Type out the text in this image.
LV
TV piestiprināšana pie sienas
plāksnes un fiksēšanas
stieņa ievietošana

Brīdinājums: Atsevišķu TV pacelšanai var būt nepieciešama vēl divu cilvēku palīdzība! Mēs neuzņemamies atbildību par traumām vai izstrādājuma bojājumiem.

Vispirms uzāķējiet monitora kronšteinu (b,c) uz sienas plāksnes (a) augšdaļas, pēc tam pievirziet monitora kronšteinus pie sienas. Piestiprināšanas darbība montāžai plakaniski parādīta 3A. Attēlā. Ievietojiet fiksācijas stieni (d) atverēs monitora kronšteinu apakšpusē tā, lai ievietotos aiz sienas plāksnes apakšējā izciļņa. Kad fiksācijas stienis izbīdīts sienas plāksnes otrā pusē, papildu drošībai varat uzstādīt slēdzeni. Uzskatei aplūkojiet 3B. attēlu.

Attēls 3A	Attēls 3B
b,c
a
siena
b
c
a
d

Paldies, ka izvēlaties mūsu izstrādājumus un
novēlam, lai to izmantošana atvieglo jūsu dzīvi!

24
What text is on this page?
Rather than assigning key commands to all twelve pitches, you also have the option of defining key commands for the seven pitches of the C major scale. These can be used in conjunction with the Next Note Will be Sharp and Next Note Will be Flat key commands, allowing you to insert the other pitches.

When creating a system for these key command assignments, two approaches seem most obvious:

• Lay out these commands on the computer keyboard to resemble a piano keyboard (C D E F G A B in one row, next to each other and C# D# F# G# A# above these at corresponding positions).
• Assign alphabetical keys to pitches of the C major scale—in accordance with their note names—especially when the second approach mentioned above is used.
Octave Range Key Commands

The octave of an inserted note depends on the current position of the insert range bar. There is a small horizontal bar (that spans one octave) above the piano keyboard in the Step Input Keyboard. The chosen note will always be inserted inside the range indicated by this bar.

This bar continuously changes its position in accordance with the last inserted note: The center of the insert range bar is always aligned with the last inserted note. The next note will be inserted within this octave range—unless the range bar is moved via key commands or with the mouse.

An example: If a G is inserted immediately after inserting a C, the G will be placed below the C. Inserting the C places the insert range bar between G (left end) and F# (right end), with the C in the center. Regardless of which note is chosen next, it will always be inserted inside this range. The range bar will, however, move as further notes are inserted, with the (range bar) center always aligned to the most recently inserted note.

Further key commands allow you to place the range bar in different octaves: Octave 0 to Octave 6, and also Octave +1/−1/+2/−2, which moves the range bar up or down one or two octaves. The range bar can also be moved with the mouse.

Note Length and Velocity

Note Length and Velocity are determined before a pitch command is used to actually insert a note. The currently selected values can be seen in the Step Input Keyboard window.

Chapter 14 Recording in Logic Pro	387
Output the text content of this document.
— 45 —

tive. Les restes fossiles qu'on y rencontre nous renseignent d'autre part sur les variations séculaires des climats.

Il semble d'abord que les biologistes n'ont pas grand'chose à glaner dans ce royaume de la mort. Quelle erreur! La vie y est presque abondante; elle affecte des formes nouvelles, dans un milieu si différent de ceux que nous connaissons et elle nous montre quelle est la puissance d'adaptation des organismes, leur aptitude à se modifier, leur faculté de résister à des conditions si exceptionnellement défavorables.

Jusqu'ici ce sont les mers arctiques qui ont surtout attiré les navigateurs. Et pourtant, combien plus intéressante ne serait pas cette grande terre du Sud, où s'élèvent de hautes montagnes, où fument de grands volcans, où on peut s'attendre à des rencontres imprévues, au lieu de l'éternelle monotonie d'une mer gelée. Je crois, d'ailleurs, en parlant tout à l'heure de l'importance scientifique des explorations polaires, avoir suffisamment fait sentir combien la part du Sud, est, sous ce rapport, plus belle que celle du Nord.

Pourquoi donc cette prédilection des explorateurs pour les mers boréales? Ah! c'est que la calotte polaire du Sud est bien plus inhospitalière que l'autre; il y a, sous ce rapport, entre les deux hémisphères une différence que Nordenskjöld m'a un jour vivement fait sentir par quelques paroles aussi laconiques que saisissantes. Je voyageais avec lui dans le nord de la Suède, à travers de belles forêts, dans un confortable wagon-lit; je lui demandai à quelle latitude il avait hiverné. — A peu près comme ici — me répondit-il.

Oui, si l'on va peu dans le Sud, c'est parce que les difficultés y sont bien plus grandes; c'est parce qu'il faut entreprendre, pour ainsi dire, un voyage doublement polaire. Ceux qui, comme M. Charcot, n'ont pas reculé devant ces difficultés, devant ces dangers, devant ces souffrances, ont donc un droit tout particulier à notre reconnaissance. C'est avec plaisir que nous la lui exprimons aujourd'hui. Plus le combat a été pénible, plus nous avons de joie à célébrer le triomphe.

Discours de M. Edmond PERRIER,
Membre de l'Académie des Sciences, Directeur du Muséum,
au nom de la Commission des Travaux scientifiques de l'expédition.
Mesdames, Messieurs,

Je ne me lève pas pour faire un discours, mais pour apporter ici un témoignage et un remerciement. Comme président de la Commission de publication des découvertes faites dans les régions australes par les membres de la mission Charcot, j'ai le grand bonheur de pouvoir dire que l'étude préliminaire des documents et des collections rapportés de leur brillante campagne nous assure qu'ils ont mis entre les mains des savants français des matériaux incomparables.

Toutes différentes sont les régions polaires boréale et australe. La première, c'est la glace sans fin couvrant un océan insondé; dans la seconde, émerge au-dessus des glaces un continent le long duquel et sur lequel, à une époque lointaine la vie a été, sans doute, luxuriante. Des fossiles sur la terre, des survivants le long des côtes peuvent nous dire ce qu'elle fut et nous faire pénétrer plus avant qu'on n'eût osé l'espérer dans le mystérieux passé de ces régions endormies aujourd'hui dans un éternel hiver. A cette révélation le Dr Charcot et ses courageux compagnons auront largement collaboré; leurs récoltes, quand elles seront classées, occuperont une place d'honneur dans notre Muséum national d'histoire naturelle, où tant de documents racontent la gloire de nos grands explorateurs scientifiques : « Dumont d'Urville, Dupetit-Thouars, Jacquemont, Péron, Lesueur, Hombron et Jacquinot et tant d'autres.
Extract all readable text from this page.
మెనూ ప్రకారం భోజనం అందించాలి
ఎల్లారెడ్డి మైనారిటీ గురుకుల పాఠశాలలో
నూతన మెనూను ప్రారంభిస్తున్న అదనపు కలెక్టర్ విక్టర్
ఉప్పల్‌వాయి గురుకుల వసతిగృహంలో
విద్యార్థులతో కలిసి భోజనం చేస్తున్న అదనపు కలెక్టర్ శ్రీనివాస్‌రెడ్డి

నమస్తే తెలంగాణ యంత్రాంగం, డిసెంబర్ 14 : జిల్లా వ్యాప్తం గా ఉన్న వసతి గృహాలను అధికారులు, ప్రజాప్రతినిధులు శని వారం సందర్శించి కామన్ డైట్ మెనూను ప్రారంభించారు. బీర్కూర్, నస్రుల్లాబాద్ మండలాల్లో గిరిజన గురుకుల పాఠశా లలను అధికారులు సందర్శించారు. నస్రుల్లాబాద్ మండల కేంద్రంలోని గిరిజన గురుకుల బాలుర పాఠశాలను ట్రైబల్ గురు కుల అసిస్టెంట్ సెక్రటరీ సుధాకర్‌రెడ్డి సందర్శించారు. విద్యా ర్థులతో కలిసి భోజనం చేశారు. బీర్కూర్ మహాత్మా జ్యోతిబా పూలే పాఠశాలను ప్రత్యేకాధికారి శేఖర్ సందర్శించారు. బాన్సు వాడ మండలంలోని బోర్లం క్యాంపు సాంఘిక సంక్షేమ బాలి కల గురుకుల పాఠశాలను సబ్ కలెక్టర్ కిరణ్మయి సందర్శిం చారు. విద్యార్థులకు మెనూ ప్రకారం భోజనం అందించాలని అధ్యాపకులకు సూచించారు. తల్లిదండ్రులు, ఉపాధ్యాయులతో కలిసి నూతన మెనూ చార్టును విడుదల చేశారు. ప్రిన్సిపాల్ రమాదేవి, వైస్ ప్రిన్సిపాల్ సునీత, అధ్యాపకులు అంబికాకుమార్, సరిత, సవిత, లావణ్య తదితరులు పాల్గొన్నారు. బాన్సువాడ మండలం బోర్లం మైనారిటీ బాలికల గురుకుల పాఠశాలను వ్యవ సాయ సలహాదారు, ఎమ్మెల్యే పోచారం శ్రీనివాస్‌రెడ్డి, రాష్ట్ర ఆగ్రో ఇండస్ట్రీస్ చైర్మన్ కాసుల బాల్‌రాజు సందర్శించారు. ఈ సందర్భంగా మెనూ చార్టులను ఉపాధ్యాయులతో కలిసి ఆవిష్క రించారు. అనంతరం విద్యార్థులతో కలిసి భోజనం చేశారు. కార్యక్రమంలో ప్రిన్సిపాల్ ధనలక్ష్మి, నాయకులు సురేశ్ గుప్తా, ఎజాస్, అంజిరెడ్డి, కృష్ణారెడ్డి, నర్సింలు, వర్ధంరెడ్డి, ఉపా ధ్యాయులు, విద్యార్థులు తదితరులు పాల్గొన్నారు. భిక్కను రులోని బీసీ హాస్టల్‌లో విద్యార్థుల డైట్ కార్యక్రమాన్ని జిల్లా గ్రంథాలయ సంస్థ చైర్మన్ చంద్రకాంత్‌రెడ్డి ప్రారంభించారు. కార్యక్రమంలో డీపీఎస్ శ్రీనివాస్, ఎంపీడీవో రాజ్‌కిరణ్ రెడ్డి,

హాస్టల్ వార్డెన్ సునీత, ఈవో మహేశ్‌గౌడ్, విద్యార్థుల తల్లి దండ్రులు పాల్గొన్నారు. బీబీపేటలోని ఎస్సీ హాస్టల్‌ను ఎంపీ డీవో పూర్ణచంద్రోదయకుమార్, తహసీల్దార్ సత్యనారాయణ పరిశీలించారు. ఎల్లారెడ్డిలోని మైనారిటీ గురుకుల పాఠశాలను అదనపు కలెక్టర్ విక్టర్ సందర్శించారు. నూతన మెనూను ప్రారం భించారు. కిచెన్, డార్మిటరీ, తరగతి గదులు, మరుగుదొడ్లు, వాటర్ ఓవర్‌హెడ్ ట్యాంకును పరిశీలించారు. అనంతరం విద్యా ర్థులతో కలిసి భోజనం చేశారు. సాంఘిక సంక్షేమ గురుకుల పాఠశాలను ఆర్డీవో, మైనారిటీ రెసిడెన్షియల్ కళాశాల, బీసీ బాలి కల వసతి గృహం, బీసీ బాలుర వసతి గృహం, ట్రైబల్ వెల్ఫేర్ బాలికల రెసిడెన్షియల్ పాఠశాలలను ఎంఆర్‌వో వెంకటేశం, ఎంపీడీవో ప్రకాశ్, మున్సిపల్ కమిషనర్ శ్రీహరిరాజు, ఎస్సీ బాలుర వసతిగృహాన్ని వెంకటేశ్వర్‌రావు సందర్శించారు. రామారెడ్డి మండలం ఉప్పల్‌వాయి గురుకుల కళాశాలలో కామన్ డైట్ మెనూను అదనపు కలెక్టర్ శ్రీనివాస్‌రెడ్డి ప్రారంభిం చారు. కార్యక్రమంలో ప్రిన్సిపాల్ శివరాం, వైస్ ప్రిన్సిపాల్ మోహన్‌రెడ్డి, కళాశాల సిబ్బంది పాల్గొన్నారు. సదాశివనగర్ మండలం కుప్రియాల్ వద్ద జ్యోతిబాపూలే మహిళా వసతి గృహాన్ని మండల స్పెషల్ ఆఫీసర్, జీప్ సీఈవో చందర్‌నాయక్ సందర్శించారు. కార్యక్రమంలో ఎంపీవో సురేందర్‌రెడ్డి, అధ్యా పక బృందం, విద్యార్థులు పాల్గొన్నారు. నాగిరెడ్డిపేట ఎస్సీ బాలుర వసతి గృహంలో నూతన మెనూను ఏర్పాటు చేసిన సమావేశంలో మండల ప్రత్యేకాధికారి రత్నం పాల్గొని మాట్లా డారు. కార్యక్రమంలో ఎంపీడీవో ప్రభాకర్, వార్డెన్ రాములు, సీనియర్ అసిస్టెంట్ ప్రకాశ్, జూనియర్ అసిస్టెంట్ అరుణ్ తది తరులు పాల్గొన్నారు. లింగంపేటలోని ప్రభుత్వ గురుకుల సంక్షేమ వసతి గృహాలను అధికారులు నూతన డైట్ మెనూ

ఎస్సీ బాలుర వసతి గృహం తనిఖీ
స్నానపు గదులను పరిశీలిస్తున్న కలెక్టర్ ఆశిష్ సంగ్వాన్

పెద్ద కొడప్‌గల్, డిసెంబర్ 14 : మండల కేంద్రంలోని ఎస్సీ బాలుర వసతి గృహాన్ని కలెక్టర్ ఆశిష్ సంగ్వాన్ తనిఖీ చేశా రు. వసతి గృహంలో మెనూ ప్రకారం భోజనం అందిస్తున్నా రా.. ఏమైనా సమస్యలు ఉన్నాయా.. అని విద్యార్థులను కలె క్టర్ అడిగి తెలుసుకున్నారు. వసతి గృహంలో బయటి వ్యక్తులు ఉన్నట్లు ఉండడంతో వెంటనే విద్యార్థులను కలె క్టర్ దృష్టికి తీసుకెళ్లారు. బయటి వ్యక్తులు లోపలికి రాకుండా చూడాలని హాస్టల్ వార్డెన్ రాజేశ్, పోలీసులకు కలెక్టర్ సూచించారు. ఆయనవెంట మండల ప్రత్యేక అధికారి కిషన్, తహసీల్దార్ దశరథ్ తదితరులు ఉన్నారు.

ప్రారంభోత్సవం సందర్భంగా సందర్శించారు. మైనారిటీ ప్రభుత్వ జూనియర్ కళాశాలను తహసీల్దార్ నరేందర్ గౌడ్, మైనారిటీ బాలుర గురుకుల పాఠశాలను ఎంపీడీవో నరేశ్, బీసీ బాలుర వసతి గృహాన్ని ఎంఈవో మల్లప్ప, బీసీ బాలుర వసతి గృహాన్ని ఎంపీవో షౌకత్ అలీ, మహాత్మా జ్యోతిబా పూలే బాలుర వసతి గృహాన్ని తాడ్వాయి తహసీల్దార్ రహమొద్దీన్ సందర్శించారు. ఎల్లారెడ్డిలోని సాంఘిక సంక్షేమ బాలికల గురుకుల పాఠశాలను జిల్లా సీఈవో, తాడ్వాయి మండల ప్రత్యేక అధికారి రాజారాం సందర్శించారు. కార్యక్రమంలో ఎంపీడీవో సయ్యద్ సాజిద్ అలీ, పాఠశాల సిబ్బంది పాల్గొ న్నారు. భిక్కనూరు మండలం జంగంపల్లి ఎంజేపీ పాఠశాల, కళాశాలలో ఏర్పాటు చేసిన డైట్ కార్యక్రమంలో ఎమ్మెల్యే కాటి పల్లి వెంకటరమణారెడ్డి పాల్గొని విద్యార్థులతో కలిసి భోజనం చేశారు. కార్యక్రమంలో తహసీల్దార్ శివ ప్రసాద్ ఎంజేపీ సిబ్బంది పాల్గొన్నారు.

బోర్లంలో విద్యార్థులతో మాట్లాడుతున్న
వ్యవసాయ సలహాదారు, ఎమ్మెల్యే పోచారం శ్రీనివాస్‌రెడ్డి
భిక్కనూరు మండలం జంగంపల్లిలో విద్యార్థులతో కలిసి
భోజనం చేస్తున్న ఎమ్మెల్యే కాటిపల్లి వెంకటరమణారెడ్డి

• • • • • • •

- _Exercise instructions_:
From the entries above, copy every line where the word "Length" shows up.

- _Complete answer_:
Note Length and Velocity
Note Length and Velocity are determined before a pitch command is used to actually insert a note. The currently selected values can be seen in the Step Input Keyboard window.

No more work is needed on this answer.